O líder nas pesquisas é o único candidato a defender a ditadura sepultada pela Constituição de 1988. Os outros concorrentes, seus partidos ou grupos políticos, de alguma forma envolveram-se com o fim do regime implantado pelo golpe militar de 1964.
A eventual vitória de Bolsonaro representará o fim do ciclo da geração que comandou a política brasileira desde a redemocratização. Com 2% das intenções de voto dos brasileiros, Henrique Meirelles é o nome do MDB, legenda que assumiu o combate institucional ao governo fardado.
O PT de Fernando Haddad nasceu das greves do ABC no final dos anos 1970, juntou sindicalistas, setores da Igreja Católica e ex-integrantes de organizações armadas para ajudar a tirar os militares do poder.
Segundo colocado, de acordo com o Datafolha, o petista tem 22% da preferência dos eleitores. Esse percentual representa 25% dos votos válidos. Assim como Marina Silva, da Rede, Haddad começou a atuação política no movimento estudantil, no início da década de 1980, últimos anos dos generais no comando do país.
Alvaro Dias, do Podemos, conquistou os primeiros mandatos pelo MDB. Empata com Meirelles na casa dos 2%. O PSDB de Geraldo Alckmin nasceu de um racha do MDB (que durante mais de três décadas chamou-se MDB) também entrou para a política como emedebista.
Genro de um ex-preso político da ditadura, o presidenciável do PSol (legenda dissidente do PT), Guilherme Boulos, fez o mais duro ataque ao regime autoritário. “Faz 30 anos que esse país saiu de uma ditadura. Muita gente morreu e foi torturada. Tem mãe que não conseguiu enterrar o filho até hoje”, afirmou Boulos, referindo-se aos mais de 220 mortos pelo aparato repressivo dos generais que não foram entregues às famílias.
Ciro Gomes representa o PDT de Leonel Brizola, um dos mais populares inimigos do regime militar. O pedetista atacou Bolsonaro: “É um espertalhão. Nunca administrou um botequim dos pequenos e não se apresenta para o debate alegando que está sob ordem médica”.
Marina fez dobradinha com Ciro contra o candidato do PSL e contra o PT. “O voto pode ser usado para melhorar saúde, educação, o sistema político, que está degradado. A permanecer essa guerra que alguns votam por medo do Bolsonaro e por medo do Haddad, ou estão votando porque têm raiva um do outro, o Brasil vai ficar quatro anos vivendo uma situação de completa instabilidade econômica, política e social”, disse a presidenciável da Rede.
Sozinho na tela da Record, longe dos que o atacavam, Bolsonaro desfrutou o bom momento das pesquisas e, com as tintas carregadas no discurso antipetista, manteve a mobilização de seus seguidores. “Não podemos deixar que um partido que mergulhou o Brasil na mais profunda crise ética, moral e econômica volte ao poder com as mesmas personalidades. Tudo é conduzido de dentro da cadeia pelo senhor Lula, que indica um fantoche seu chamado Haddad”, afirmou o concorrente do PSL logo no início da entrevista.

Extratos de dados:
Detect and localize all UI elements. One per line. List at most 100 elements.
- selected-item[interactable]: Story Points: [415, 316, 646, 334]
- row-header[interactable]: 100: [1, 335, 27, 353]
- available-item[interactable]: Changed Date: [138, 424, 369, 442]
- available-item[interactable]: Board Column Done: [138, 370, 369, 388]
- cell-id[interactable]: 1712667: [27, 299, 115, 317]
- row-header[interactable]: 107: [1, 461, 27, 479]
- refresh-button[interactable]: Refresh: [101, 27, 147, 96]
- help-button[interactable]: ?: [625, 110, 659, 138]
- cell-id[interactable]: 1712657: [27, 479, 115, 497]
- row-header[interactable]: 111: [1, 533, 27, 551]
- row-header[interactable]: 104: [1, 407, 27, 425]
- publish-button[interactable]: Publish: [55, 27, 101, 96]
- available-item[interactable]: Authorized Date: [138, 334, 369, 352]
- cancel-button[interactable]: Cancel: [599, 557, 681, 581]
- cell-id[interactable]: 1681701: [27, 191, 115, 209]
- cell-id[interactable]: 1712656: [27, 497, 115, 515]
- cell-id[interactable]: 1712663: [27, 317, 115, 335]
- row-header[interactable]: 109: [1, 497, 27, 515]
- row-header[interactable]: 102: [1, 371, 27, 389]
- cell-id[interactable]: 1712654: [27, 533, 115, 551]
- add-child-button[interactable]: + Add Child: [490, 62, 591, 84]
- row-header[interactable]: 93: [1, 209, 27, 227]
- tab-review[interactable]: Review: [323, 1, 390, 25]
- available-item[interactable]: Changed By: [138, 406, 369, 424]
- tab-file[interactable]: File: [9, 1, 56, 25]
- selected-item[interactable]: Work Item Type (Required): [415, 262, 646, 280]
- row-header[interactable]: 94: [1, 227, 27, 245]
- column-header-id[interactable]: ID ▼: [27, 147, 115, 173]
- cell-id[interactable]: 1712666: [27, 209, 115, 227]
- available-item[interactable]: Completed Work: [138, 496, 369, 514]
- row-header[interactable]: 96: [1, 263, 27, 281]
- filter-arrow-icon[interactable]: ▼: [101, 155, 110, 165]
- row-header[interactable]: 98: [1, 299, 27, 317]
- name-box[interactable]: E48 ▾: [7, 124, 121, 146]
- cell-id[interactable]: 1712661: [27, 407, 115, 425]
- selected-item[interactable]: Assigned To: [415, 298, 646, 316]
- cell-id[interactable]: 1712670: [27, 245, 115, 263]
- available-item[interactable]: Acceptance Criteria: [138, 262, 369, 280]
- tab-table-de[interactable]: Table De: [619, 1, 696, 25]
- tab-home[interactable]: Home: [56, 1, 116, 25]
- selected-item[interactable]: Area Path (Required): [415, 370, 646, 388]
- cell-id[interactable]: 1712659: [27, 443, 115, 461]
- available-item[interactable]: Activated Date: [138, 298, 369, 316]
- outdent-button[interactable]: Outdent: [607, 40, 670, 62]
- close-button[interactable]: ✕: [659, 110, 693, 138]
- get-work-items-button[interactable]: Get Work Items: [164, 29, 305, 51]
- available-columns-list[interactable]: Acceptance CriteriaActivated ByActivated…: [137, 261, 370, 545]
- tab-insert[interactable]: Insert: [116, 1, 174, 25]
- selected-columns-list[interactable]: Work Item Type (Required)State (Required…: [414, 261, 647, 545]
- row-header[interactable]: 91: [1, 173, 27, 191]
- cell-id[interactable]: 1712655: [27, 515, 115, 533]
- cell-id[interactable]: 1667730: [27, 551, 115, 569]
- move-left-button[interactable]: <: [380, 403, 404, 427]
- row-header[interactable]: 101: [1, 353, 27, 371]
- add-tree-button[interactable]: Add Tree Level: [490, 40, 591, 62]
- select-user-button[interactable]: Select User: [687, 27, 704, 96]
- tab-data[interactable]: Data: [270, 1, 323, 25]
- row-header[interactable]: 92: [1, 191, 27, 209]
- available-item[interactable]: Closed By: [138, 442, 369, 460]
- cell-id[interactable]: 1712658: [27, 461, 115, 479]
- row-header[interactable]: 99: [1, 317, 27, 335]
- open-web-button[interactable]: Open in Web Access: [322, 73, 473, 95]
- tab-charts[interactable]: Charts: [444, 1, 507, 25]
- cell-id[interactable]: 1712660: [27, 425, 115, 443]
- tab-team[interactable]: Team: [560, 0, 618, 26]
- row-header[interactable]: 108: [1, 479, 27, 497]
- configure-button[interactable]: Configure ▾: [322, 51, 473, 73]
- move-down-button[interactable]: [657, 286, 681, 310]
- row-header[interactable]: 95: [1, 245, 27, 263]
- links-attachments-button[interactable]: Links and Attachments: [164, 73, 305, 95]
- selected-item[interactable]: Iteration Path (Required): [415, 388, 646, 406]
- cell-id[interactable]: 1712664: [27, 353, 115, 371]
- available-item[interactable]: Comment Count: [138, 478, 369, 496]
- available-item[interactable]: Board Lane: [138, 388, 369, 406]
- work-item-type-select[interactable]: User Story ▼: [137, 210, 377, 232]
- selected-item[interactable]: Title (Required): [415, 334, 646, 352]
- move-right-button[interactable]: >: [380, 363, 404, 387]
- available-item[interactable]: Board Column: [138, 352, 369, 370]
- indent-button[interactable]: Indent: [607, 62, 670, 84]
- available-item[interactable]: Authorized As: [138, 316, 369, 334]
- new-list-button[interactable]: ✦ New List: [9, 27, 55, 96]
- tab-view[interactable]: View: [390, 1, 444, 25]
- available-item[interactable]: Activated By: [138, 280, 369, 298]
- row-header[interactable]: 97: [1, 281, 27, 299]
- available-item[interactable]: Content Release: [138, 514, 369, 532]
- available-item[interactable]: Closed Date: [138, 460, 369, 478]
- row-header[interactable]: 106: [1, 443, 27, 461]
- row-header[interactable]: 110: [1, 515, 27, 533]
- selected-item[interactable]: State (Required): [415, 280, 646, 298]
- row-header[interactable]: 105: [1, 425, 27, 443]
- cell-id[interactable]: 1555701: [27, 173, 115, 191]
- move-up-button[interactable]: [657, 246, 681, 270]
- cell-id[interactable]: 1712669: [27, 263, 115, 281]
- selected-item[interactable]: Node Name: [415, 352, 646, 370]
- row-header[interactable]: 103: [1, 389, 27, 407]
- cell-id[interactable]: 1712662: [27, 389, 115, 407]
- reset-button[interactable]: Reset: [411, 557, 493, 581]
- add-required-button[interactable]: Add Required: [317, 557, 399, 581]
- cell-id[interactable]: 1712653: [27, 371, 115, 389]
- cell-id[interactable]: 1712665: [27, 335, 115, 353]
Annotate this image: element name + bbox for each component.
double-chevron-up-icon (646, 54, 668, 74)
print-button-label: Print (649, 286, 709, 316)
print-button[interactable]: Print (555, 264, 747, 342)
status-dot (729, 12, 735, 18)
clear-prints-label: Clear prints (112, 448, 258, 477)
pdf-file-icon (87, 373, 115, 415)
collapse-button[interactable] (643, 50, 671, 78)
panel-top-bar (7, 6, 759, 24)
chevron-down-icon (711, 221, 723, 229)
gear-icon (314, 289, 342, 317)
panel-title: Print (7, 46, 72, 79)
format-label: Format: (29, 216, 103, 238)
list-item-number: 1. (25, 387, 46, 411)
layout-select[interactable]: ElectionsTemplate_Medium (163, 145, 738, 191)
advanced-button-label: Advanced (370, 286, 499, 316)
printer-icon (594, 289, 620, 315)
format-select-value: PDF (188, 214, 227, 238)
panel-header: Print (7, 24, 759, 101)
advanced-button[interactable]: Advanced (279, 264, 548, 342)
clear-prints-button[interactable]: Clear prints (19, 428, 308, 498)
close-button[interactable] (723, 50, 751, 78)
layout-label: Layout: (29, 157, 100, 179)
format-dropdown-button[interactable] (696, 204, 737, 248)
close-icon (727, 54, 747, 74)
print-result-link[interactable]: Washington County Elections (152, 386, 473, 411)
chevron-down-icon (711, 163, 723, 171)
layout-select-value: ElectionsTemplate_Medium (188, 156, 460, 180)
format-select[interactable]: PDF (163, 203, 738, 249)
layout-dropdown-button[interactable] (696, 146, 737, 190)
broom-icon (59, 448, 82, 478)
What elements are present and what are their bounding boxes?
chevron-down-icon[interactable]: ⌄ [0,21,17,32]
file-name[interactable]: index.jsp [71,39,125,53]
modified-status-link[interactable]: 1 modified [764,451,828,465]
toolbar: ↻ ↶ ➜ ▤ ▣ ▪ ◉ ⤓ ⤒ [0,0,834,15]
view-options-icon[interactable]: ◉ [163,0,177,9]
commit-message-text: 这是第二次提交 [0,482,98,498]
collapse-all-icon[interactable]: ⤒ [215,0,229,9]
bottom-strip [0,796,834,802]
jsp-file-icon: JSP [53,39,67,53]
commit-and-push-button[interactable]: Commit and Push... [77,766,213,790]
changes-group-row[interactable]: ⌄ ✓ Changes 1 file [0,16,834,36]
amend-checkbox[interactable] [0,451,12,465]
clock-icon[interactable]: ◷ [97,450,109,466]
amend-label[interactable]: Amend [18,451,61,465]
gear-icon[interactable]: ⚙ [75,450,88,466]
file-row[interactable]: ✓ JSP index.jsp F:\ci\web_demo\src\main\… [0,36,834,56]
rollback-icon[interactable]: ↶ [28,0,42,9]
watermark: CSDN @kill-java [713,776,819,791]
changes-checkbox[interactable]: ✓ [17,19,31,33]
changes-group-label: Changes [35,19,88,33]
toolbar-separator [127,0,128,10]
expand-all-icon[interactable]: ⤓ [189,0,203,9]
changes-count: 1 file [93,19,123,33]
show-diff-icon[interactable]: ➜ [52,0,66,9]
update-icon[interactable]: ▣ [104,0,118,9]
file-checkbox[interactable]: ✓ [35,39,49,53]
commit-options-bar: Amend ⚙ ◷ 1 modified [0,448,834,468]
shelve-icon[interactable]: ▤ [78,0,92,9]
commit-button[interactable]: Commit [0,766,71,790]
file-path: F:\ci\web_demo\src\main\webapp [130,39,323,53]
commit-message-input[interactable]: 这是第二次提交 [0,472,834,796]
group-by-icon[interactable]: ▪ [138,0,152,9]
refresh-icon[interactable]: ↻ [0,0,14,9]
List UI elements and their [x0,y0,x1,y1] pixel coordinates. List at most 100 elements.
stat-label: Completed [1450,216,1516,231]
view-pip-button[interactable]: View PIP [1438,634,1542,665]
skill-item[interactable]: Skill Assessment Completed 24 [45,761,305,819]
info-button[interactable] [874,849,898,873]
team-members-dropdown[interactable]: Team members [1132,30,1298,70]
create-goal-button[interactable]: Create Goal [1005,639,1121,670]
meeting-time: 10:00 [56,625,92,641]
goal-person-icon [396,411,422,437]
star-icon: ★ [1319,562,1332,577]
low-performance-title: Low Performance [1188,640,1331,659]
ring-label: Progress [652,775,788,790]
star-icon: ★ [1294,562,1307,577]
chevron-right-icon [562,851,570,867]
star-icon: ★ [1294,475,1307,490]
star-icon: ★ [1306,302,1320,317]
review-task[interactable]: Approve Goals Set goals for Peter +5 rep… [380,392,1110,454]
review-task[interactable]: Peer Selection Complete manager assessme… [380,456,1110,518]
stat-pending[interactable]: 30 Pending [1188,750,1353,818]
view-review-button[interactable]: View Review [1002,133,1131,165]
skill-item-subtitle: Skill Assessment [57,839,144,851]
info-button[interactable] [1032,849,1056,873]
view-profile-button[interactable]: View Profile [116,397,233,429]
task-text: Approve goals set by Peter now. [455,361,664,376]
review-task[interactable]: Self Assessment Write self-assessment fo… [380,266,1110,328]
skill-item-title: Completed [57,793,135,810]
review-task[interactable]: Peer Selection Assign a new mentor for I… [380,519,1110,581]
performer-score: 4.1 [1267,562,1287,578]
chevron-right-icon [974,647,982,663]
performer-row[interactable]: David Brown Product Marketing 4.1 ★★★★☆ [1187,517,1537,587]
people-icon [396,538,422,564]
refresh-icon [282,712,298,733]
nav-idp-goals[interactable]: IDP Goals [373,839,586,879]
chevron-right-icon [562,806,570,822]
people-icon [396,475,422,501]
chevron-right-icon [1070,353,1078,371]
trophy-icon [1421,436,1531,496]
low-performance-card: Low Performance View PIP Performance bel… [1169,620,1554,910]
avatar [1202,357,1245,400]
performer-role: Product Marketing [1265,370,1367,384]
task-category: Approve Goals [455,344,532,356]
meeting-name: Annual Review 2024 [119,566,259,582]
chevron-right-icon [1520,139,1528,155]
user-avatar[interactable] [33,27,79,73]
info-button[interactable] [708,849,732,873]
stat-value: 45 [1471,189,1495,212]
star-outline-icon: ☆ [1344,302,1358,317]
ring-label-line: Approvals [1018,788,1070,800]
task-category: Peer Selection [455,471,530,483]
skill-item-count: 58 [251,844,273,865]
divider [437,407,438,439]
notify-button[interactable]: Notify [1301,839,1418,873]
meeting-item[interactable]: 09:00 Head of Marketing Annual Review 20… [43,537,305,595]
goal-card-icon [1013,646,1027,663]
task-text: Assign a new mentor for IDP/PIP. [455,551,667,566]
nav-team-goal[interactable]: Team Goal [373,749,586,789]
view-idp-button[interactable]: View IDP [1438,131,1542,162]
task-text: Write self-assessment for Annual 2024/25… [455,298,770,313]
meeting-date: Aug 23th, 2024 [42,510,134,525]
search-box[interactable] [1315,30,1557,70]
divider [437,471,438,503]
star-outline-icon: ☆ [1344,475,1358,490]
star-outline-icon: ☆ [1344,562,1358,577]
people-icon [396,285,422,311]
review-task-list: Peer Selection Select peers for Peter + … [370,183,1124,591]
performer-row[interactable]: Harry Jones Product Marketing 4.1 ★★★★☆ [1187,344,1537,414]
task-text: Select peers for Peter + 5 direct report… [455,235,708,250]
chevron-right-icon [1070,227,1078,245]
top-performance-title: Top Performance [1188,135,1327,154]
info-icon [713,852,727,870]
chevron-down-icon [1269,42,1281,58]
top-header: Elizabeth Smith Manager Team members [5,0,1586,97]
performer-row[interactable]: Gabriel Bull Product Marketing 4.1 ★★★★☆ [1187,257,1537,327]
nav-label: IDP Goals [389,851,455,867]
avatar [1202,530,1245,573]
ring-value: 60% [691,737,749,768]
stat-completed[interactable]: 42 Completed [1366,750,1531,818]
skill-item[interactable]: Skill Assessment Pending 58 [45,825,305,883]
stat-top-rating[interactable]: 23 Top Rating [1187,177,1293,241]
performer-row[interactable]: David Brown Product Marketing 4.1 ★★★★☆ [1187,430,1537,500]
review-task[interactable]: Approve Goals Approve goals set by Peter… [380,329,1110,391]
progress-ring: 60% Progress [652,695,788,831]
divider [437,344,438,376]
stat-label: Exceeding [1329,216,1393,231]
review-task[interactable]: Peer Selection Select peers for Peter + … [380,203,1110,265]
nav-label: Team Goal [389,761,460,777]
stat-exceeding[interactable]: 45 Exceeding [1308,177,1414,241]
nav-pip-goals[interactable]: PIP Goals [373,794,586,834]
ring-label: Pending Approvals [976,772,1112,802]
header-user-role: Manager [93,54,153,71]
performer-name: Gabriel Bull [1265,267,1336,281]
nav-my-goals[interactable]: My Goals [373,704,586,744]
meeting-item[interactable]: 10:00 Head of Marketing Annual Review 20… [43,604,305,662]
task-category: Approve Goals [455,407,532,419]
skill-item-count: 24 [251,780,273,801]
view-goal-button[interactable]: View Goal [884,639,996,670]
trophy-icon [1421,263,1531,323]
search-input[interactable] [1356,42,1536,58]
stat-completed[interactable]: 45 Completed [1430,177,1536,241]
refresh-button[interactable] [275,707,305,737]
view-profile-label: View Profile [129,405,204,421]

O que se pede:
Transcreva literalmente a parte do trecho selecionado que vai de "A eventual vitória" a "comando do país.".

Resolução do exercício:
A eventual vitória de Bolsonaro representará o fim do ciclo da geração que comandou a política brasileira desde a redemocratização. Com 2% das intenções de voto dos brasileiros, Henrique Meirelles é o nome do MDB, legenda que assumiu o combate institucional ao governo fardado.
O PT de Fernando Haddad nasceu das greves do ABC no final dos anos 1970, juntou sindicalistas, setores da Igreja Católica e ex-integrantes de organizações armadas para ajudar a tirar os militares do poder.
Segundo colocado, de acordo com o Datafolha, o petista tem 22% da preferência dos eleitores. Esse percentual representa 25% dos votos válidos. Assim como Marina Silva, da Rede, Haddad começou a atuação política no movimento estudantil, no início da década de 1980, últimos anos dos generais no comando do país.